* [Material to process]:

==================================================

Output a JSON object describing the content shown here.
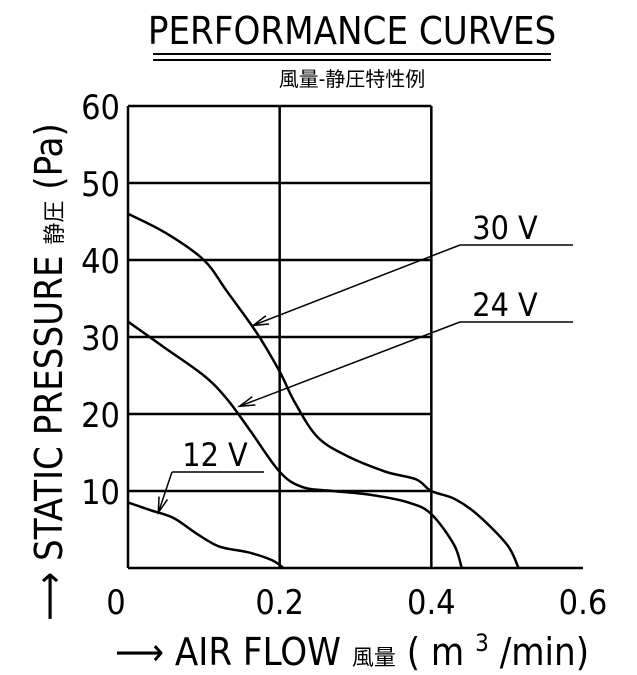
{
  "chart_data": {
    "type": "line",
    "title": "PERFORMANCE CURVES",
    "subtitle": "風量-静圧特性例",
    "xlabel": {
      "arrow": "⟶",
      "text": "AIR FLOW",
      "jp": "風量",
      "unit_open": "(",
      "unit_m": "m",
      "unit_exp": "3",
      "unit_rest": "/min)"
    },
    "ylabel": {
      "arrow": "⟶",
      "text": "STATIC PRESSURE",
      "jp": "静圧",
      "unit": "(Pa)"
    },
    "xlim": [
      0,
      0.6
    ],
    "ylim": [
      0,
      60
    ],
    "x_ticks": [
      0,
      0.2,
      0.4,
      0.6
    ],
    "x_tick_labels": [
      "0",
      "0.2",
      "0.4",
      "0.6"
    ],
    "y_ticks": [
      10,
      20,
      30,
      40,
      50,
      60
    ],
    "y_tick_labels": [
      "10",
      "20",
      "30",
      "40",
      "50",
      "60"
    ],
    "grid": true,
    "series": [
      {
        "name": "30 V",
        "x": [
          0,
          0.05,
          0.1,
          0.13,
          0.17,
          0.2,
          0.22,
          0.25,
          0.29,
          0.34,
          0.38,
          0.4,
          0.43,
          0.46,
          0.5,
          0.515
        ],
        "y": [
          46,
          43.5,
          40,
          36,
          30.5,
          25.5,
          21.5,
          17,
          14.5,
          12.5,
          11.5,
          10,
          9,
          7,
          3,
          0
        ]
      },
      {
        "name": "24 V",
        "x": [
          0,
          0.05,
          0.1,
          0.13,
          0.16,
          0.2,
          0.23,
          0.27,
          0.32,
          0.37,
          0.4,
          0.43,
          0.44
        ],
        "y": [
          32,
          28.5,
          25,
          22,
          18,
          12.5,
          10.5,
          10,
          9.5,
          8.5,
          7,
          3,
          0
        ]
      },
      {
        "name": "12 V",
        "x": [
          0,
          0.03,
          0.06,
          0.09,
          0.12,
          0.16,
          0.19,
          0.205
        ],
        "y": [
          8.5,
          7.5,
          6.5,
          4.5,
          2.8,
          2.0,
          1.0,
          0
        ]
      }
    ],
    "annotations": [
      {
        "label": "30 V",
        "target_series": "30 V"
      },
      {
        "label": "24 V",
        "target_series": "24 V"
      },
      {
        "label": "12 V",
        "target_series": "12 V"
      }
    ]
  }
}
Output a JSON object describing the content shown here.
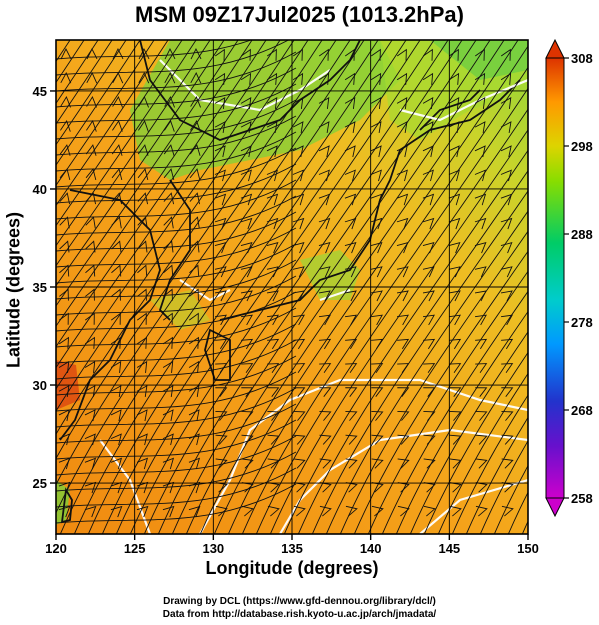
{
  "title": "MSM 09Z17Jul2025 (1013.2hPa)",
  "x_axis": {
    "label": "Longitude (degrees)",
    "min": 120,
    "max": 150,
    "ticks": [
      120,
      125,
      130,
      135,
      140,
      145,
      150
    ]
  },
  "y_axis": {
    "label": "Latitude (degrees)",
    "min": 22.4,
    "max": 47.6,
    "ticks": [
      25,
      30,
      35,
      40,
      45
    ]
  },
  "colorbar": {
    "min": 258,
    "max": 308,
    "ticks": [
      258,
      268,
      278,
      288,
      298,
      308
    ],
    "colors": [
      "#cc00cc",
      "#3333cc",
      "#0099ff",
      "#00cccc",
      "#00cc66",
      "#66dd00",
      "#ccdd00",
      "#ffaa00",
      "#ff8800",
      "#dd3300"
    ]
  },
  "credits": {
    "line1": "Drawing by DCL (https://www.gfd-dennou.org/library/dcl/)",
    "line2": "Data from http://database.rish.kyoto-u.ac.jp/arch/jmadata/"
  }
}
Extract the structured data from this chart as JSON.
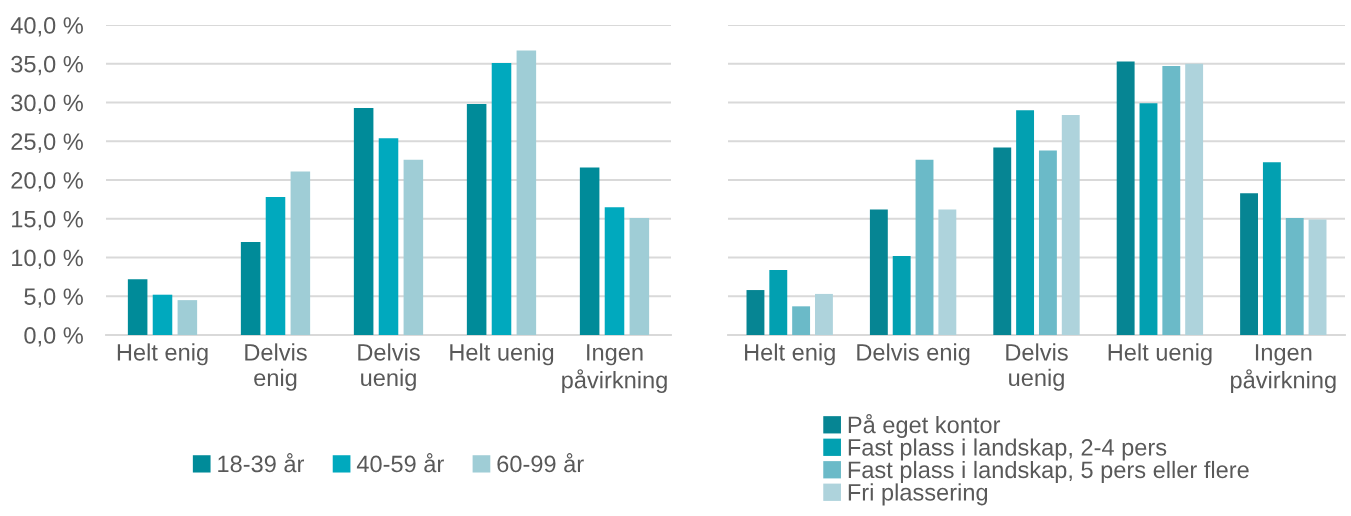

==================================================

Restate the records word for word, omitting images.

* [Task result]:
Output a JSON object describing the content shown here.
{
  "chart_data": {
    "type": "line",
    "title": "PERFORMANCE CURVES",
    "subtitle": "風量-静圧特性例",
    "xlabel": {
      "arrow": "⟶",
      "text": "AIR FLOW",
      "jp": "風量",
      "unit_open": "(",
      "unit_m": "m",
      "unit_exp": "3",
      "unit_rest": "/min)"
    },
    "ylabel": {
      "arrow": "⟶",
      "text": "STATIC PRESSURE",
      "jp": "静圧",
      "unit": "(Pa)"
    },
    "xlim": [
      0,
      0.6
    ],
    "ylim": [
      0,
      60
    ],
    "x_ticks": [
      0,
      0.2,
      0.4,
      0.6
    ],
    "x_tick_labels": [
      "0",
      "0.2",
      "0.4",
      "0.6"
    ],
    "y_ticks": [
      10,
      20,
      30,
      40,
      50,
      60
    ],
    "y_tick_labels": [
      "10",
      "20",
      "30",
      "40",
      "50",
      "60"
    ],
    "grid": true,
    "series": [
      {
        "name": "30 V",
        "x": [
          0,
          0.05,
          0.1,
          0.13,
          0.17,
          0.2,
          0.22,
          0.25,
          0.29,
          0.34,
          0.38,
          0.4,
          0.43,
          0.46,
          0.5,
          0.515
        ],
        "y": [
          46,
          43.5,
          40,
          36,
          30.5,
          25.5,
          21.5,
          17,
          14.5,
          12.5,
          11.5,
          10,
          9,
          7,
          3,
          0
        ]
      },
      {
        "name": "24 V",
        "x": [
          0,
          0.05,
          0.1,
          0.13,
          0.16,
          0.2,
          0.23,
          0.27,
          0.32,
          0.37,
          0.4,
          0.43,
          0.44
        ],
        "y": [
          32,
          28.5,
          25,
          22,
          18,
          12.5,
          10.5,
          10,
          9.5,
          8.5,
          7,
          3,
          0
        ]
      },
      {
        "name": "12 V",
        "x": [
          0,
          0.03,
          0.06,
          0.09,
          0.12,
          0.16,
          0.19,
          0.205
        ],
        "y": [
          8.5,
          7.5,
          6.5,
          4.5,
          2.8,
          2.0,
          1.0,
          0
        ]
      }
    ],
    "annotations": [
      {
        "label": "30 V",
        "target_series": "30 V"
      },
      {
        "label": "24 V",
        "target_series": "24 V"
      },
      {
        "label": "12 V",
        "target_series": "12 V"
      }
    ]
  }
}
Output a JSON object describing the content shown here.
{
  "title": "MSM 09Z17Jul2025 (1013.2hPa)",
  "x_axis": {
    "label": "Longitude (degrees)",
    "min": 120,
    "max": 150,
    "ticks": [
      120,
      125,
      130,
      135,
      140,
      145,
      150
    ]
  },
  "y_axis": {
    "label": "Latitude (degrees)",
    "min": 22.4,
    "max": 47.6,
    "ticks": [
      25,
      30,
      35,
      40,
      45
    ]
  },
  "colorbar": {
    "min": 258,
    "max": 308,
    "ticks": [
      258,
      268,
      278,
      288,
      298,
      308
    ],
    "colors": [
      "#cc00cc",
      "#3333cc",
      "#0099ff",
      "#00cccc",
      "#00cc66",
      "#66dd00",
      "#ccdd00",
      "#ffaa00",
      "#ff8800",
      "#dd3300"
    ]
  },
  "credits": {
    "line1": "Drawing by DCL (https://www.gfd-dennou.org/library/dcl/)",
    "line2": "Data from http://database.rish.kyoto-u.ac.jp/arch/jmadata/"
  }
}
Extract the structured data from this chart as JSON.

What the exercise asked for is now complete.